▸ **Work instructions**
Search the entries for the word "background" and pull out each line that has it.

▸ **Provided data**
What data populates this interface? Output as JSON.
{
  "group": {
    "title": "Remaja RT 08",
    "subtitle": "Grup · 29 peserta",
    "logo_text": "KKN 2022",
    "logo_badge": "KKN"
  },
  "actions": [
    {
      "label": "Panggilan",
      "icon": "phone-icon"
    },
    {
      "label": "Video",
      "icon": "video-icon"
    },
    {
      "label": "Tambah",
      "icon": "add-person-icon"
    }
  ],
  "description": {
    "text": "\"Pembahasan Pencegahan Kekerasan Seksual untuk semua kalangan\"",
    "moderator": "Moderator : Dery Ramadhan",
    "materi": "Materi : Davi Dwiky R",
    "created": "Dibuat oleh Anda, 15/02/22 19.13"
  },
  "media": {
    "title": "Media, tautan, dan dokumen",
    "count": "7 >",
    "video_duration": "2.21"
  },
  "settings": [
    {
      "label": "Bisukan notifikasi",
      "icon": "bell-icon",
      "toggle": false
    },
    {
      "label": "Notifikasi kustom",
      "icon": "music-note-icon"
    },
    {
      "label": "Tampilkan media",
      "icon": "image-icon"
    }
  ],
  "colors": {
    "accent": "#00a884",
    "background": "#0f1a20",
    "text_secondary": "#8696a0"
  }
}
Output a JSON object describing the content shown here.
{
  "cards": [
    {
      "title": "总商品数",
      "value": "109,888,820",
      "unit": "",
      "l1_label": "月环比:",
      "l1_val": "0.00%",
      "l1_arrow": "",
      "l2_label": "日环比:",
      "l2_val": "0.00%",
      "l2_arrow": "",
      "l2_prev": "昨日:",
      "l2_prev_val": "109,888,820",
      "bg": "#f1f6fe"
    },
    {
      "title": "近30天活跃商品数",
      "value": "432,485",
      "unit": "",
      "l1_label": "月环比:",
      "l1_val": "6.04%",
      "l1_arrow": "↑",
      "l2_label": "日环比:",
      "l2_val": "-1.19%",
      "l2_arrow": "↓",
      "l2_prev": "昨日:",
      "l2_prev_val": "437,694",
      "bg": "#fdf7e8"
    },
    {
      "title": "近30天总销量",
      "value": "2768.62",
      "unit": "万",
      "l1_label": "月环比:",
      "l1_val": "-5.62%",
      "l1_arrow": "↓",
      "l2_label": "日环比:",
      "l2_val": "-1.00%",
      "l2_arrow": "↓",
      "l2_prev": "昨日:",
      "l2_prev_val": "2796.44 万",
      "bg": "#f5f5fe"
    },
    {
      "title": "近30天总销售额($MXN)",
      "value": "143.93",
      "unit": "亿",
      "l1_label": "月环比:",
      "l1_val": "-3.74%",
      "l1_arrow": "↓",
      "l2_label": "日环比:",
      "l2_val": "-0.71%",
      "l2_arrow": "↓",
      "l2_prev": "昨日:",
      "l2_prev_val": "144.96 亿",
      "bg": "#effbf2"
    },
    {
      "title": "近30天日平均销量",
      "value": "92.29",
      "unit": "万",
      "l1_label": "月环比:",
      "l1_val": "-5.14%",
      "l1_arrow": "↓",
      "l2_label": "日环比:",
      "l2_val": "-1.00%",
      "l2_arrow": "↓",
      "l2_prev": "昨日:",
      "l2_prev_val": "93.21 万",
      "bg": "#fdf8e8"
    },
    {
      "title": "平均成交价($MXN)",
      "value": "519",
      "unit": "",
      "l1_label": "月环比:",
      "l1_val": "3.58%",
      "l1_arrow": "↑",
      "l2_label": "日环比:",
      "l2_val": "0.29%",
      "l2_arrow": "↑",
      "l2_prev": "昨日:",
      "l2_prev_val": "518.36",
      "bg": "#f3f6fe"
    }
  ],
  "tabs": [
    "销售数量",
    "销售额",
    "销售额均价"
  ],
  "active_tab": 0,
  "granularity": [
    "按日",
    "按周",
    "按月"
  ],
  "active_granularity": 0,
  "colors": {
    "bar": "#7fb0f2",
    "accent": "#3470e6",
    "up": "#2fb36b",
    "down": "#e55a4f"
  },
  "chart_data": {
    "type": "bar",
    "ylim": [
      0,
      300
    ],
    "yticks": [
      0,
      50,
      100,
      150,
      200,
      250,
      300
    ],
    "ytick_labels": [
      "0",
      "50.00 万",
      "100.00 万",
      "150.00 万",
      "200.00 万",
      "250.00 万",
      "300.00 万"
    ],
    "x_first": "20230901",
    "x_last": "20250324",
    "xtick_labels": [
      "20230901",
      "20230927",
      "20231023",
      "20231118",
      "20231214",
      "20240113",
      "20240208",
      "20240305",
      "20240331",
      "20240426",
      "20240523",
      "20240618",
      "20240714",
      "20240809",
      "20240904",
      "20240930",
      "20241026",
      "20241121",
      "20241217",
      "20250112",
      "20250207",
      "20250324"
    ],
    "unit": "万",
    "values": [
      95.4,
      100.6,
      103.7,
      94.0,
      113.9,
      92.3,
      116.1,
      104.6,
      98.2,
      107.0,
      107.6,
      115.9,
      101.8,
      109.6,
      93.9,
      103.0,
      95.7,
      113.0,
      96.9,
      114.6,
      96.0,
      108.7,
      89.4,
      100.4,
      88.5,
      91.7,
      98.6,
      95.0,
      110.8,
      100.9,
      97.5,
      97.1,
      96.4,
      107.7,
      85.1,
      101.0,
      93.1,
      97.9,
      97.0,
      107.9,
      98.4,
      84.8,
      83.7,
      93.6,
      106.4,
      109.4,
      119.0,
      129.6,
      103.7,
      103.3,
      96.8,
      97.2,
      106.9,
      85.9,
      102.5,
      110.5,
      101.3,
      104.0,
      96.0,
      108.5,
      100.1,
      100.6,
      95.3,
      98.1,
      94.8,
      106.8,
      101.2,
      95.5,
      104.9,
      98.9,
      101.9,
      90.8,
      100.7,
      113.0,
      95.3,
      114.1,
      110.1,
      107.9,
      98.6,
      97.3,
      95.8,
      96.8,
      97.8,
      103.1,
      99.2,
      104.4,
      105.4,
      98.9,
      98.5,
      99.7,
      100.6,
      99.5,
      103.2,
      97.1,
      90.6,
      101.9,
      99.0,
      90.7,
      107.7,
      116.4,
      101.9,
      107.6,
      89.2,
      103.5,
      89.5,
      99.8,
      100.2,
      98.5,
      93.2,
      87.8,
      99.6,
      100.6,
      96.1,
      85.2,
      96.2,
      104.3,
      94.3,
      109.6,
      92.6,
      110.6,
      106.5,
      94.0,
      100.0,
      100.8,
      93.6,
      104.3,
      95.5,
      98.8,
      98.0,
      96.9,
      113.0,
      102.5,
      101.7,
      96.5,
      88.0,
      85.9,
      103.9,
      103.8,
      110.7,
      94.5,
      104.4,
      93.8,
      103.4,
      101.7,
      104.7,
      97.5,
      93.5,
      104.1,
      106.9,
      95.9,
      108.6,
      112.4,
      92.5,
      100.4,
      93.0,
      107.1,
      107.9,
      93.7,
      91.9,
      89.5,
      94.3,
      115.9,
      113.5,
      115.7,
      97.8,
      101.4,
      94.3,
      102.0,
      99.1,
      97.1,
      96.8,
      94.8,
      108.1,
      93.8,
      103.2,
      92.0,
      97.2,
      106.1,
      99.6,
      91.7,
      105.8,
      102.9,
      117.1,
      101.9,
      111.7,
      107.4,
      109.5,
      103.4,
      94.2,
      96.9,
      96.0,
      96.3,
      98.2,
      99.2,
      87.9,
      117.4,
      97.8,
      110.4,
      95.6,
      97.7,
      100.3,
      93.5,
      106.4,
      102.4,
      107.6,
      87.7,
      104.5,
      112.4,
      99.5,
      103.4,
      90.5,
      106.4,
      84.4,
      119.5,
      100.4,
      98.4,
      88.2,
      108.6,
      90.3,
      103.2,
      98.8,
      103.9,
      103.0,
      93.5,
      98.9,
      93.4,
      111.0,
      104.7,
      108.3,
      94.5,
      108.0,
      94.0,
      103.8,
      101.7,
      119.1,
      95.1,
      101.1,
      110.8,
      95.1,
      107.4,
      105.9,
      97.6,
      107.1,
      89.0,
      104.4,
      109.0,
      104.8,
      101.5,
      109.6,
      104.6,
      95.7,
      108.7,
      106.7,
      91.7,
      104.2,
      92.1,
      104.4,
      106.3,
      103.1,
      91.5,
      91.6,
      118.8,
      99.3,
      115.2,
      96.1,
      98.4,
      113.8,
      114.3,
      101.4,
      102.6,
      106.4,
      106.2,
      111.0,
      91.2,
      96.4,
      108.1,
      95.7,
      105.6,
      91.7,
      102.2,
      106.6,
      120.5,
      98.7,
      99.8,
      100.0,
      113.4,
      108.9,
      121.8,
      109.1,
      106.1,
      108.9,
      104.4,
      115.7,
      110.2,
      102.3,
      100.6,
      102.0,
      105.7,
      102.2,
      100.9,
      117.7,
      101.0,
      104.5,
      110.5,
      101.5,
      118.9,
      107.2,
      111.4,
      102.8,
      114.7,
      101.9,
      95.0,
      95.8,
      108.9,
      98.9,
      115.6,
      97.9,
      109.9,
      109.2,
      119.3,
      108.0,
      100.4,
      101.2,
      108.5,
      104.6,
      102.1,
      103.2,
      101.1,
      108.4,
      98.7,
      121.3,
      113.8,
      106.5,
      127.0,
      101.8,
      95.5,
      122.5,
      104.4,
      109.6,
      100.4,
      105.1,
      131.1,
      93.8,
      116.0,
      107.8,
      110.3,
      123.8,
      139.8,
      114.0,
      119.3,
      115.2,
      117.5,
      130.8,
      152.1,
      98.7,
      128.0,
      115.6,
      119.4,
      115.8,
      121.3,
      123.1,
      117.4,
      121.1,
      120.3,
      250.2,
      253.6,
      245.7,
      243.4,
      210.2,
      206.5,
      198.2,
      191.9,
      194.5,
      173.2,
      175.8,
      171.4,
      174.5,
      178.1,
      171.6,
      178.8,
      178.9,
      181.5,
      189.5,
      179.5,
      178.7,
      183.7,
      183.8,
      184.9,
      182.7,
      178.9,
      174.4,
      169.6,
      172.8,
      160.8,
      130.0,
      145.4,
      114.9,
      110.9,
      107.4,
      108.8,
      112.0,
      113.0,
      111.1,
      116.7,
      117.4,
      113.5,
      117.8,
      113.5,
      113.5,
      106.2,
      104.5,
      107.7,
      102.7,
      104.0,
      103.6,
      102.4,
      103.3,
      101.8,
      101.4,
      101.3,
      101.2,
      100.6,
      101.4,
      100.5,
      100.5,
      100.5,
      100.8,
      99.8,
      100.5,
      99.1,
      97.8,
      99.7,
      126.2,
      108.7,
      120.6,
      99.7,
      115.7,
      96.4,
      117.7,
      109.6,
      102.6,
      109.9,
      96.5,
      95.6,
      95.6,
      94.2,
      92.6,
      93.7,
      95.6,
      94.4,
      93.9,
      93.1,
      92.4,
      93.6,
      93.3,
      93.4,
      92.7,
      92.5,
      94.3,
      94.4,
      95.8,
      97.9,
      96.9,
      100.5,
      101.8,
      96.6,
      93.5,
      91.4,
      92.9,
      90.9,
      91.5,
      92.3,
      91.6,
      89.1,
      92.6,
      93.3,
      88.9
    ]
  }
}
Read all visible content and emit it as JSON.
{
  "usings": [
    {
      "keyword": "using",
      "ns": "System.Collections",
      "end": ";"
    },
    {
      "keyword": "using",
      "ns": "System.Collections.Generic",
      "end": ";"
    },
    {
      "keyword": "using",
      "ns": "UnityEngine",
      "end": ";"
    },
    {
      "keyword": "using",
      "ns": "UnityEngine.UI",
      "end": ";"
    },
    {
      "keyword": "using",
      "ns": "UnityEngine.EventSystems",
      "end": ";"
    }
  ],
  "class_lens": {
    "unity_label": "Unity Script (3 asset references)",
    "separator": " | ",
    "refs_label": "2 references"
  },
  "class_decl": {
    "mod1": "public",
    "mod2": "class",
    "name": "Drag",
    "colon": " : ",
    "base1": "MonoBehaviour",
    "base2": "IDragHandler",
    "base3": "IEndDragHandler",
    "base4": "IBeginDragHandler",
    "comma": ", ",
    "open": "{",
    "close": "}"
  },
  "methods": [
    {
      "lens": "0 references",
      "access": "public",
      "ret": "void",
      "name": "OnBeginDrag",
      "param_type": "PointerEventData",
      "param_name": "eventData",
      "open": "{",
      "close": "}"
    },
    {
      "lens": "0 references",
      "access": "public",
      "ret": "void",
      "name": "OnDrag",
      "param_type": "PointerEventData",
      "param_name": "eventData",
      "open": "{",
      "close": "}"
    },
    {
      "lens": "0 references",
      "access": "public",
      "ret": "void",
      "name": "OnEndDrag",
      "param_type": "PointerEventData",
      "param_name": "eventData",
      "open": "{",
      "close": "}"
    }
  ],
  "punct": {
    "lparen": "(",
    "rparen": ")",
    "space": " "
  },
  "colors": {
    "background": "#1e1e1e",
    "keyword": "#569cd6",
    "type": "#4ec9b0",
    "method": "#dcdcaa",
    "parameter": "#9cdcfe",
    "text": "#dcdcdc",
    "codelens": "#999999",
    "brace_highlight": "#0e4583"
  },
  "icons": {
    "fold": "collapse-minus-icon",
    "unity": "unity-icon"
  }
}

▸ **Response to this task**
    "background": "#0f1a20",
    "background": "#1e1e1e",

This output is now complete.